#### Stored data entries:
:::::
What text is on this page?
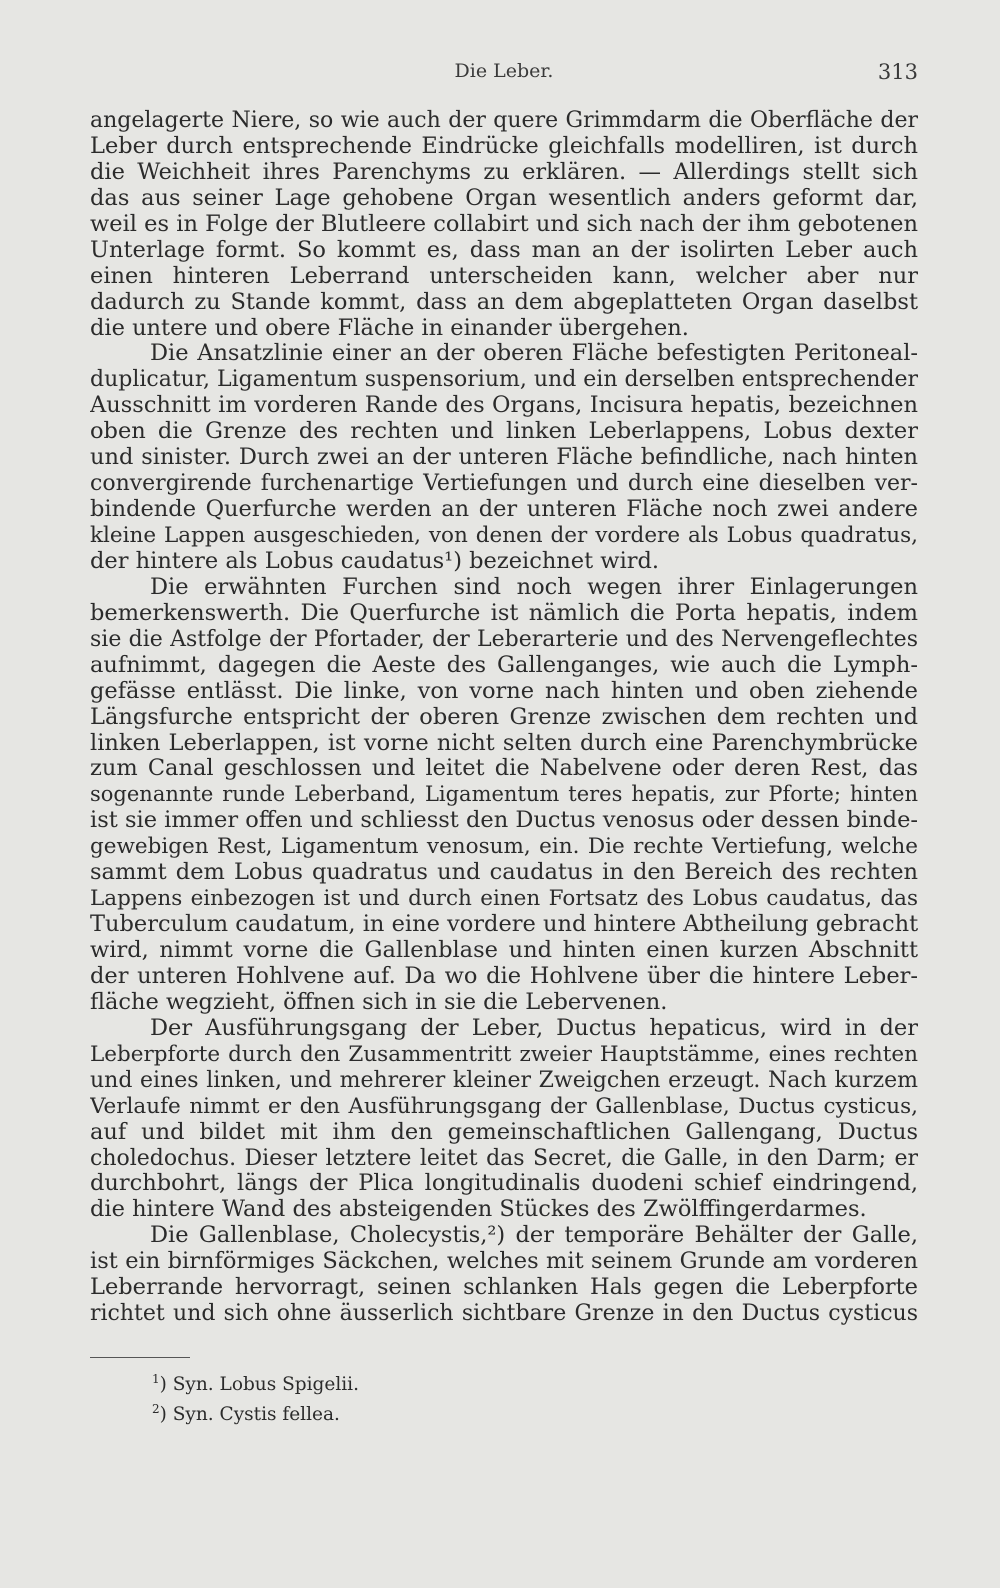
Die Leber.	313
angelagerte Niere, so wie auch der quere Grimmdarm die Oberfläche der
Leber durch entsprechende Eindrücke gleichfalls modelliren, ist durch
die Weichheit ihres Parenchyms zu erklären. — Allerdings stellt sich
das aus seiner Lage gehobene Organ wesentlich anders geformt dar,
weil es in Folge der Blutleere collabirt und sich nach der ihm gebotenen
Unterlage formt. So kommt es, dass man an der isolirten Leber auch
einen hinteren Leberrand unterscheiden kann, welcher aber nur
dadurch zu Stande kommt, dass an dem abgeplatteten Organ daselbst
die untere und obere Fläche in einander übergehen.
Die Ansatzlinie einer an der oberen Fläche befestigten Peritoneal-
duplicatur, Ligamentum suspensorium, und ein derselben entsprechender
Ausschnitt im vorderen Rande des Organs, Incisura hepatis, bezeichnen
oben die Grenze des rechten und linken Leberlappens, Lobus dexter
und sinister. Durch zwei an der unteren Fläche befindliche, nach hinten
convergirende furchenartige Vertiefungen und durch eine dieselben ver-
bindende Querfurche werden an der unteren Fläche noch zwei andere
kleine Lappen ausgeschieden, von denen der vordere als Lobus quadratus,
der hintere als Lobus caudatus¹) bezeichnet wird.
Die erwähnten Furchen sind noch wegen ihrer Einlagerungen
bemerkenswerth. Die Querfurche ist nämlich die Porta hepatis, indem
sie die Astfolge der Pfortader, der Leberarterie und des Nervengeflechtes
aufnimmt, dagegen die Aeste des Gallenganges, wie auch die Lymph-
gefässe entlässt. Die linke, von vorne nach hinten und oben ziehende
Längsfurche entspricht der oberen Grenze zwischen dem rechten und
linken Leberlappen, ist vorne nicht selten durch eine Parenchymbrücke
zum Canal geschlossen und leitet die Nabelvene oder deren Rest, das
sogenannte runde Leberband, Ligamentum teres hepatis, zur Pforte; hinten
ist sie immer offen und schliesst den Ductus venosus oder dessen binde-
gewebigen Rest, Ligamentum venosum, ein. Die rechte Vertiefung, welche
sammt dem Lobus quadratus und caudatus in den Bereich des rechten
Lappens einbezogen ist und durch einen Fortsatz des Lobus caudatus, das
Tuberculum caudatum, in eine vordere und hintere Abtheilung gebracht
wird, nimmt vorne die Gallenblase und hinten einen kurzen Abschnitt
der unteren Hohlvene auf. Da wo die Hohlvene über die hintere Leber-
fläche wegzieht, öffnen sich in sie die Lebervenen.
Der Ausführungsgang der Leber, Ductus hepaticus, wird in der
Leberpforte durch den Zusammentritt zweier Hauptstämme, eines rechten
und eines linken, und mehrerer kleiner Zweigchen erzeugt. Nach kurzem
Verlaufe nimmt er den Ausführungsgang der Gallenblase, Ductus cysticus,
auf und bildet mit ihm den gemeinschaftlichen Gallengang, Ductus
choledochus. Dieser letztere leitet das Secret, die Galle, in den Darm; er
durchbohrt, längs der Plica longitudinalis duodeni schief eindringend,
die hintere Wand des absteigenden Stückes des Zwölffingerdarmes.
Die Gallenblase, Cholecystis,²) der temporäre Behälter der Galle,
ist ein birnförmiges Säckchen, welches mit seinem Grunde am vorderen
Leberrande hervorragt, seinen schlanken Hals gegen die Leberpforte
richtet und sich ohne äusserlich sichtbare Grenze in den Ductus cysticus
$^1$) Syn. Lobus Spigelii.
$^2$) Syn. Cystis fellea.
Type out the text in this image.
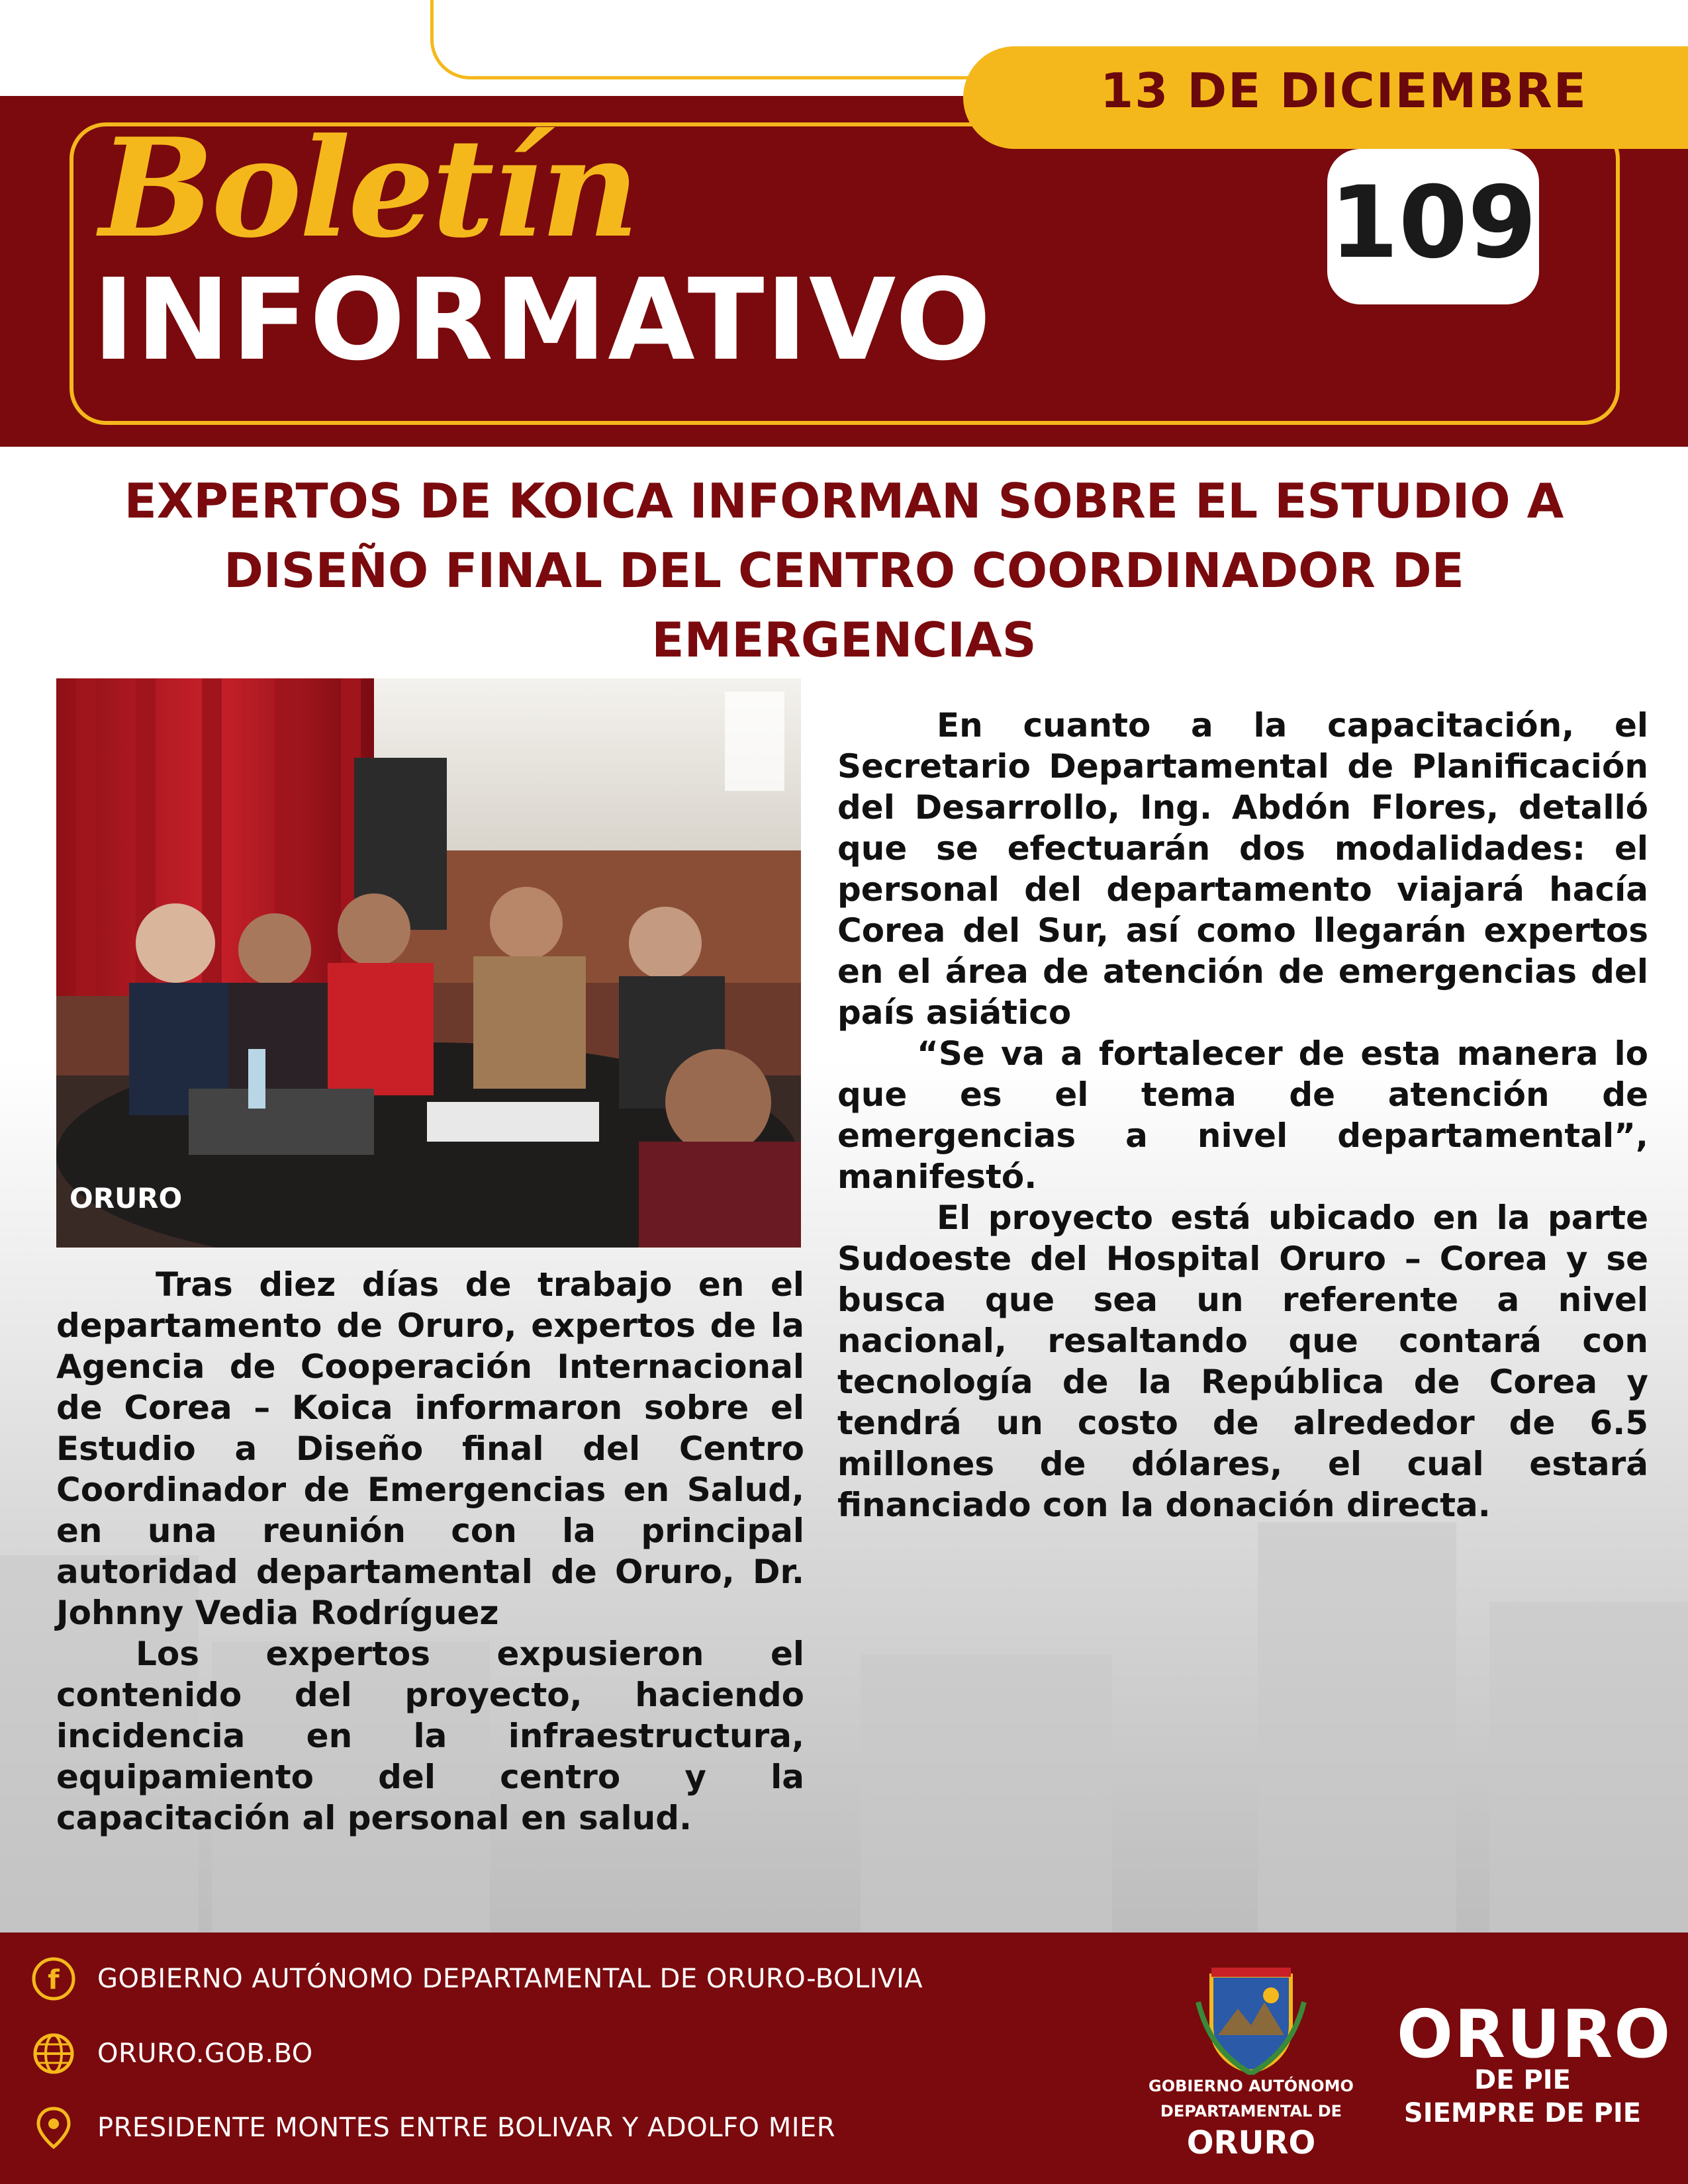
13 DE DICIEMBRE
Boletín
INFORMATIVO
109
EXPERTOS DE KOICA INFORMAN SOBRE EL ESTUDIO A
DISEÑO FINAL DEL CENTRO COORDINADOR DE
EMERGENCIAS
ORURO

Tras diez días de trabajo en el departamento de Oruro, expertos de la Agencia de Cooperación Internacional de Corea – Koica informaron sobre el Estudio a Diseño final del Centro Coordinador de Emergencias en Salud, en una reunión con la principal autoridad departamental de Oruro, Dr. Johnny Vedia Rodríguez

Los expertos expusieron el contenido del proyecto, haciendo incidencia en la infraestructura, equipamiento del centro y la capacitación al personal en salud.

En cuanto a la capacitación, el Secretario Departamental de Planificación del Desarrollo, Ing. Abdón Flores, detalló que se efectuarán dos modalidades: el personal del departamento viajará hacía Corea del Sur, así como llegarán expertos en el área de atención de emergencias del país asiático

“Se va a fortalecer de esta manera lo que es el tema de atención de emergencias a nivel departamental”, manifestó.

El proyecto está ubicado en la parte Sudoeste del Hospital Oruro – Corea y se busca que sea un referente a nivel nacional, resaltando que contará con tecnología de la República de Corea y tendrá un costo de alrededor de 6.5 millones de dólares, el cual estará financiado con la donación directa.

f GOBIERNO AUTÓNOMO DEPARTAMENTAL DE ORURO-BOLIVIA
ORURO.GOB.BO
PRESIDENTE MONTES ENTRE BOLIVAR Y ADOLFO MIER
GOBIERNO AUTÓNOMO
DEPARTAMENTAL DE
ORURO
ORURO
DE PIE
SIEMPRE DE PIE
:::::
Repeat each entry exactly. Pictures do not belong in the copy.

What text is on this page?
Die Leber.	313
angelagerte Niere, so wie auch der quere Grimmdarm die Oberfläche der
Leber durch entsprechende Eindrücke gleichfalls modelliren, ist durch
die Weichheit ihres Parenchyms zu erklären. — Allerdings stellt sich
das aus seiner Lage gehobene Organ wesentlich anders geformt dar,
weil es in Folge der Blutleere collabirt und sich nach der ihm gebotenen
Unterlage formt. So kommt es, dass man an der isolirten Leber auch
einen hinteren Leberrand unterscheiden kann, welcher aber nur
dadurch zu Stande kommt, dass an dem abgeplatteten Organ daselbst
die untere und obere Fläche in einander übergehen.
Die Ansatzlinie einer an der oberen Fläche befestigten Peritoneal-
duplicatur, Ligamentum suspensorium, und ein derselben entsprechender
Ausschnitt im vorderen Rande des Organs, Incisura hepatis, bezeichnen
oben die Grenze des rechten und linken Leberlappens, Lobus dexter
und sinister. Durch zwei an der unteren Fläche befindliche, nach hinten
convergirende furchenartige Vertiefungen und durch eine dieselben ver-
bindende Querfurche werden an der unteren Fläche noch zwei andere
kleine Lappen ausgeschieden, von denen der vordere als Lobus quadratus,
der hintere als Lobus caudatus¹) bezeichnet wird.
Die erwähnten Furchen sind noch wegen ihrer Einlagerungen
bemerkenswerth. Die Querfurche ist nämlich die Porta hepatis, indem
sie die Astfolge der Pfortader, der Leberarterie und des Nervengeflechtes
aufnimmt, dagegen die Aeste des Gallenganges, wie auch die Lymph-
gefässe entlässt. Die linke, von vorne nach hinten und oben ziehende
Längsfurche entspricht der oberen Grenze zwischen dem rechten und
linken Leberlappen, ist vorne nicht selten durch eine Parenchymbrücke
zum Canal geschlossen und leitet die Nabelvene oder deren Rest, das
sogenannte runde Leberband, Ligamentum teres hepatis, zur Pforte; hinten
ist sie immer offen und schliesst den Ductus venosus oder dessen binde-
gewebigen Rest, Ligamentum venosum, ein. Die rechte Vertiefung, welche
sammt dem Lobus quadratus und caudatus in den Bereich des rechten
Lappens einbezogen ist und durch einen Fortsatz des Lobus caudatus, das
Tuberculum caudatum, in eine vordere und hintere Abtheilung gebracht
wird, nimmt vorne die Gallenblase und hinten einen kurzen Abschnitt
der unteren Hohlvene auf. Da wo die Hohlvene über die hintere Leber-
fläche wegzieht, öffnen sich in sie die Lebervenen.
Der Ausführungsgang der Leber, Ductus hepaticus, wird in der
Leberpforte durch den Zusammentritt zweier Hauptstämme, eines rechten
und eines linken, und mehrerer kleiner Zweigchen erzeugt. Nach kurzem
Verlaufe nimmt er den Ausführungsgang der Gallenblase, Ductus cysticus,
auf und bildet mit ihm den gemeinschaftlichen Gallengang, Ductus
choledochus. Dieser letztere leitet das Secret, die Galle, in den Darm; er
durchbohrt, längs der Plica longitudinalis duodeni schief eindringend,
die hintere Wand des absteigenden Stückes des Zwölffingerdarmes.
Die Gallenblase, Cholecystis,²) der temporäre Behälter der Galle,
ist ein birnförmiges Säckchen, welches mit seinem Grunde am vorderen
Leberrande hervorragt, seinen schlanken Hals gegen die Leberpforte
richtet und sich ohne äusserlich sichtbare Grenze in den Ductus cysticus
$^1$) Syn. Lobus Spigelii.
$^2$) Syn. Cystis fellea.
Type out the text in this image.
13 DE DICIEMBRE
Boletín
INFORMATIVO
109
EXPERTOS DE KOICA INFORMAN SOBRE EL ESTUDIO A
DISEÑO FINAL DEL CENTRO COORDINADOR DE
EMERGENCIAS
ORURO

Tras diez días de trabajo en el departamento de Oruro, expertos de la Agencia de Cooperación Internacional de Corea – Koica informaron sobre el Estudio a Diseño final del Centro Coordinador de Emergencias en Salud, en una reunión con la principal autoridad departamental de Oruro, Dr. Johnny Vedia Rodríguez

Los expertos expusieron el contenido del proyecto, haciendo incidencia en la infraestructura, equipamiento del centro y la capacitación al personal en salud.

En cuanto a la capacitación, el Secretario Departamental de Planificación del Desarrollo, Ing. Abdón Flores, detalló que se efectuarán dos modalidades: el personal del departamento viajará hacía Corea del Sur, así como llegarán expertos en el área de atención de emergencias del país asiático

“Se va a fortalecer de esta manera lo que es el tema de atención de emergencias a nivel departamental”, manifestó.

El proyecto está ubicado en la parte Sudoeste del Hospital Oruro – Corea y se busca que sea un referente a nivel nacional, resaltando que contará con tecnología de la República de Corea y tendrá un costo de alrededor de 6.5 millones de dólares, el cual estará financiado con la donación directa.

f GOBIERNO AUTÓNOMO DEPARTAMENTAL DE ORURO-BOLIVIA
ORURO.GOB.BO
PRESIDENTE MONTES ENTRE BOLIVAR Y ADOLFO MIER
GOBIERNO AUTÓNOMO
DEPARTAMENTAL DE
ORURO
ORURO
DE PIE
SIEMPRE DE PIE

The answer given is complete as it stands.